> _Working data_:
※
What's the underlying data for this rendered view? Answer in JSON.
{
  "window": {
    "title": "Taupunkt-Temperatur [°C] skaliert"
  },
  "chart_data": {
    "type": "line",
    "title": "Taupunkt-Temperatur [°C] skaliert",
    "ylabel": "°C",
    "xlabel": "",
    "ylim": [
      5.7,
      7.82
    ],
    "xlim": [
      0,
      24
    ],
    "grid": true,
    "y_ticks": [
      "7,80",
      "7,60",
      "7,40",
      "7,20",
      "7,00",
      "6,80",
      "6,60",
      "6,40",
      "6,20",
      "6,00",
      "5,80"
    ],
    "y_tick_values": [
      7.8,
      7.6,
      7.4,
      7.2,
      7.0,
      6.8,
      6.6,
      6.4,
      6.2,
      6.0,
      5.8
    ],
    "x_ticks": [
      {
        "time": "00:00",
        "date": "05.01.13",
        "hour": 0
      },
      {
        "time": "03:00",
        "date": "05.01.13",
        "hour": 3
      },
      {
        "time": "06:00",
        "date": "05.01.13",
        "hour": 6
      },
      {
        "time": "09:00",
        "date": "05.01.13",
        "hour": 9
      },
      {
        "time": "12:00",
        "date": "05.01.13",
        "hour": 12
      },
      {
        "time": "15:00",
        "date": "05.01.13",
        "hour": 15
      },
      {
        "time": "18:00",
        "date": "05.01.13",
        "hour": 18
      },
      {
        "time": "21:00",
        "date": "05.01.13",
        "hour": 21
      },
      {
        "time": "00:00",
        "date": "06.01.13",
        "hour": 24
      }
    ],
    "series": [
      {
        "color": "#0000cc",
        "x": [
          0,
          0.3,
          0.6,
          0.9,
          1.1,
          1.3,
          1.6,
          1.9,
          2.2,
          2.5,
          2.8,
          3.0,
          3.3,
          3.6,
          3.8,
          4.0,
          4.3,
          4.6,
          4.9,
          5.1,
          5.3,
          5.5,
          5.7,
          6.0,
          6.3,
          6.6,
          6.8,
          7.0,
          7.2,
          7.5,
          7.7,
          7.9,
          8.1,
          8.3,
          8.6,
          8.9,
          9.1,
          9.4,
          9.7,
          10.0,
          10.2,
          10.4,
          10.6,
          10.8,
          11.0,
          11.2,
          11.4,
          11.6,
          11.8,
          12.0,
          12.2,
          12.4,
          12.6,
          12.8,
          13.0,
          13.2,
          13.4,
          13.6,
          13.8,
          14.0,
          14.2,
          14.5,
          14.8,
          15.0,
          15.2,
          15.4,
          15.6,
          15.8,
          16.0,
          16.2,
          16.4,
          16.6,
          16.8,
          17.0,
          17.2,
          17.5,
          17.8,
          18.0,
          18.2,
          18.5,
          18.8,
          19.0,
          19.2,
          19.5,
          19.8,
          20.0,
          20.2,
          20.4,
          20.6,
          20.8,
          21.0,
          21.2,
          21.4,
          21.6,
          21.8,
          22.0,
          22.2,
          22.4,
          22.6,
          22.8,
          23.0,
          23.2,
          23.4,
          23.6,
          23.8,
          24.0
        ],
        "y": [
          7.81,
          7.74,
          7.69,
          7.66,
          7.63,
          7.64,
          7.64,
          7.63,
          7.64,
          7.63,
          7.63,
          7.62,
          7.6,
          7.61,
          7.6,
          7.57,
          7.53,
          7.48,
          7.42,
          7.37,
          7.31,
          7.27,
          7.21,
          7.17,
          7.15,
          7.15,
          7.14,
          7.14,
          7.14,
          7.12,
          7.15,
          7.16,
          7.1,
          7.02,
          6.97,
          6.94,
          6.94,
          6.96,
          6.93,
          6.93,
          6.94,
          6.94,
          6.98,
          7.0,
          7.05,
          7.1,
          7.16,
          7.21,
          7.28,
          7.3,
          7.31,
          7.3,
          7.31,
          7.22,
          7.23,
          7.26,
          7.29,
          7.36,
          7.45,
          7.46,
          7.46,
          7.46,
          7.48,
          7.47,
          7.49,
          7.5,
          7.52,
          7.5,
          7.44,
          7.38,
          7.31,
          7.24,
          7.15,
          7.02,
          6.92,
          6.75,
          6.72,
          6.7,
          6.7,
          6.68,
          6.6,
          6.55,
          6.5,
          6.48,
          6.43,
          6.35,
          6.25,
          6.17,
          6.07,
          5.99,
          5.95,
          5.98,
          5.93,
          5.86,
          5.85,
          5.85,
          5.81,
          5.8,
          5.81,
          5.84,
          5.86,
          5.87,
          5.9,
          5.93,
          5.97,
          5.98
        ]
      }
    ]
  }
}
※
> _Problem statement_: Repeat all of the records above exactly as they appear.

> _Output for this exercise_:
What's the underlying data for this rendered view? Answer in JSON.
{
  "window": {
    "title": "Taupunkt-Temperatur [°C] skaliert"
  },
  "chart_data": {
    "type": "line",
    "title": "Taupunkt-Temperatur [°C] skaliert",
    "ylabel": "°C",
    "xlabel": "",
    "ylim": [
      5.7,
      7.82
    ],
    "xlim": [
      0,
      24
    ],
    "grid": true,
    "y_ticks": [
      "7,80",
      "7,60",
      "7,40",
      "7,20",
      "7,00",
      "6,80",
      "6,60",
      "6,40",
      "6,20",
      "6,00",
      "5,80"
    ],
    "y_tick_values": [
      7.8,
      7.6,
      7.4,
      7.2,
      7.0,
      6.8,
      6.6,
      6.4,
      6.2,
      6.0,
      5.8
    ],
    "x_ticks": [
      {
        "time": "00:00",
        "date": "05.01.13",
        "hour": 0
      },
      {
        "time": "03:00",
        "date": "05.01.13",
        "hour": 3
      },
      {
        "time": "06:00",
        "date": "05.01.13",
        "hour": 6
      },
      {
        "time": "09:00",
        "date": "05.01.13",
        "hour": 9
      },
      {
        "time": "12:00",
        "date": "05.01.13",
        "hour": 12
      },
      {
        "time": "15:00",
        "date": "05.01.13",
        "hour": 15
      },
      {
        "time": "18:00",
        "date": "05.01.13",
        "hour": 18
      },
      {
        "time": "21:00",
        "date": "05.01.13",
        "hour": 21
      },
      {
        "time": "00:00",
        "date": "06.01.13",
        "hour": 24
      }
    ],
    "series": [
      {
        "color": "#0000cc",
        "x": [
          0,
          0.3,
          0.6,
          0.9,
          1.1,
          1.3,
          1.6,
          1.9,
          2.2,
          2.5,
          2.8,
          3.0,
          3.3,
          3.6,
          3.8,
          4.0,
          4.3,
          4.6,
          4.9,
          5.1,
          5.3,
          5.5,
          5.7,
          6.0,
          6.3,
          6.6,
          6.8,
          7.0,
          7.2,
          7.5,
          7.7,
          7.9,
          8.1,
          8.3,
          8.6,
          8.9,
          9.1,
          9.4,
          9.7,
          10.0,
          10.2,
          10.4,
          10.6,
          10.8,
          11.0,
          11.2,
          11.4,
          11.6,
          11.8,
          12.0,
          12.2,
          12.4,
          12.6,
          12.8,
          13.0,
          13.2,
          13.4,
          13.6,
          13.8,
          14.0,
          14.2,
          14.5,
          14.8,
          15.0,
          15.2,
          15.4,
          15.6,
          15.8,
          16.0,
          16.2,
          16.4,
          16.6,
          16.8,
          17.0,
          17.2,
          17.5,
          17.8,
          18.0,
          18.2,
          18.5,
          18.8,
          19.0,
          19.2,
          19.5,
          19.8,
          20.0,
          20.2,
          20.4,
          20.6,
          20.8,
          21.0,
          21.2,
          21.4,
          21.6,
          21.8,
          22.0,
          22.2,
          22.4,
          22.6,
          22.8,
          23.0,
          23.2,
          23.4,
          23.6,
          23.8,
          24.0
        ],
        "y": [
          7.81,
          7.74,
          7.69,
          7.66,
          7.63,
          7.64,
          7.64,
          7.63,
          7.64,
          7.63,
          7.63,
          7.62,
          7.6,
          7.61,
          7.6,
          7.57,
          7.53,
          7.48,
          7.42,
          7.37,
          7.31,
          7.27,
          7.21,
          7.17,
          7.15,
          7.15,
          7.14,
          7.14,
          7.14,
          7.12,
          7.15,
          7.16,
          7.1,
          7.02,
          6.97,
          6.94,
          6.94,
          6.96,
          6.93,
          6.93,
          6.94,
          6.94,
          6.98,
          7.0,
          7.05,
          7.1,
          7.16,
          7.21,
          7.28,
          7.3,
          7.31,
          7.3,
          7.31,
          7.22,
          7.23,
          7.26,
          7.29,
          7.36,
          7.45,
          7.46,
          7.46,
          7.46,
          7.48,
          7.47,
          7.49,
          7.5,
          7.52,
          7.5,
          7.44,
          7.38,
          7.31,
          7.24,
          7.15,
          7.02,
          6.92,
          6.75,
          6.72,
          6.7,
          6.7,
          6.68,
          6.6,
          6.55,
          6.5,
          6.48,
          6.43,
          6.35,
          6.25,
          6.17,
          6.07,
          5.99,
          5.95,
          5.98,
          5.93,
          5.86,
          5.85,
          5.85,
          5.81,
          5.8,
          5.81,
          5.84,
          5.86,
          5.87,
          5.9,
          5.93,
          5.97,
          5.98
        ]
      }
    ]
  }
}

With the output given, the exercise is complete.